TASK BRIEF:
Take the data that follows and retype it word for word.

DATA ENTRIES:
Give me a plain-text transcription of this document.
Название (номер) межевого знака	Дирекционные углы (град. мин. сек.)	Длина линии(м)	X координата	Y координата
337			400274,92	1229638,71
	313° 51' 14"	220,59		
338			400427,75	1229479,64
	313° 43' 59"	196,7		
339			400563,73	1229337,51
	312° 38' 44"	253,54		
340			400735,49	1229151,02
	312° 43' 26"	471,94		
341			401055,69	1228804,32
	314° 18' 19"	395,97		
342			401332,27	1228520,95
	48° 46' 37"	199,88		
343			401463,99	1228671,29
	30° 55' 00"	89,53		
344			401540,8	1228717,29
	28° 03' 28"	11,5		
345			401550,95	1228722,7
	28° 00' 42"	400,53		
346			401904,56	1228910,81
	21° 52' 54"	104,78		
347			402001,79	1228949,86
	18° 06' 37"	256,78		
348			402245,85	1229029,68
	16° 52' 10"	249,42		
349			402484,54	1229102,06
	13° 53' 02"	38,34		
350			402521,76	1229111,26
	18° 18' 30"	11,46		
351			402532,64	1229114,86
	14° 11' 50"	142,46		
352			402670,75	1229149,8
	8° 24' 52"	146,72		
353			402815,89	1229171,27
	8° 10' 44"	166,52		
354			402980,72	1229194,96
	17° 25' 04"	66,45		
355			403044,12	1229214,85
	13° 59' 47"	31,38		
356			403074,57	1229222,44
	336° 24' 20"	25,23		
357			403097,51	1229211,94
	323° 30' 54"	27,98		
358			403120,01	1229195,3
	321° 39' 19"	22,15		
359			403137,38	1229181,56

REPLY TO THE EXERCISE:
Give me a plain-text transcription of this document.
Название (номер) межевого знака	Дирекционные углы (град. мин. сек.)	Длина линии(м)	X координата	Y координата
337			400274,92	1229638,71
	313° 51' 14"	220,59		
338			400427,75	1229479,64
	313° 43' 59"	196,7		
339			400563,73	1229337,51
	312° 38' 44"	253,54		
340			400735,49	1229151,02
	312° 43' 26"	471,94		
341			401055,69	1228804,32
	314° 18' 19"	395,97		
342			401332,27	1228520,95
	48° 46' 37"	199,88		
343			401463,99	1228671,29
	30° 55' 00"	89,53		
344			401540,8	1228717,29
	28° 03' 28"	11,5		
345			401550,95	1228722,7
	28° 00' 42"	400,53		
346			401904,56	1228910,81
	21° 52' 54"	104,78		
347			402001,79	1228949,86
	18° 06' 37"	256,78		
348			402245,85	1229029,68
	16° 52' 10"	249,42		
349			402484,54	1229102,06
	13° 53' 02"	38,34		
350			402521,76	1229111,26
	18° 18' 30"	11,46		
351			402532,64	1229114,86
	14° 11' 50"	142,46		
352			402670,75	1229149,8
	8° 24' 52"	146,72		
353			402815,89	1229171,27
	8° 10' 44"	166,52		
354			402980,72	1229194,96
	17° 25' 04"	66,45		
355			403044,12	1229214,85
	13° 59' 47"	31,38		
356			403074,57	1229222,44
	336° 24' 20"	25,23		
357			403097,51	1229211,94
	323° 30' 54"	27,98		
358			403120,01	1229195,3
	321° 39' 19"	22,15		
359			403137,38	1229181,56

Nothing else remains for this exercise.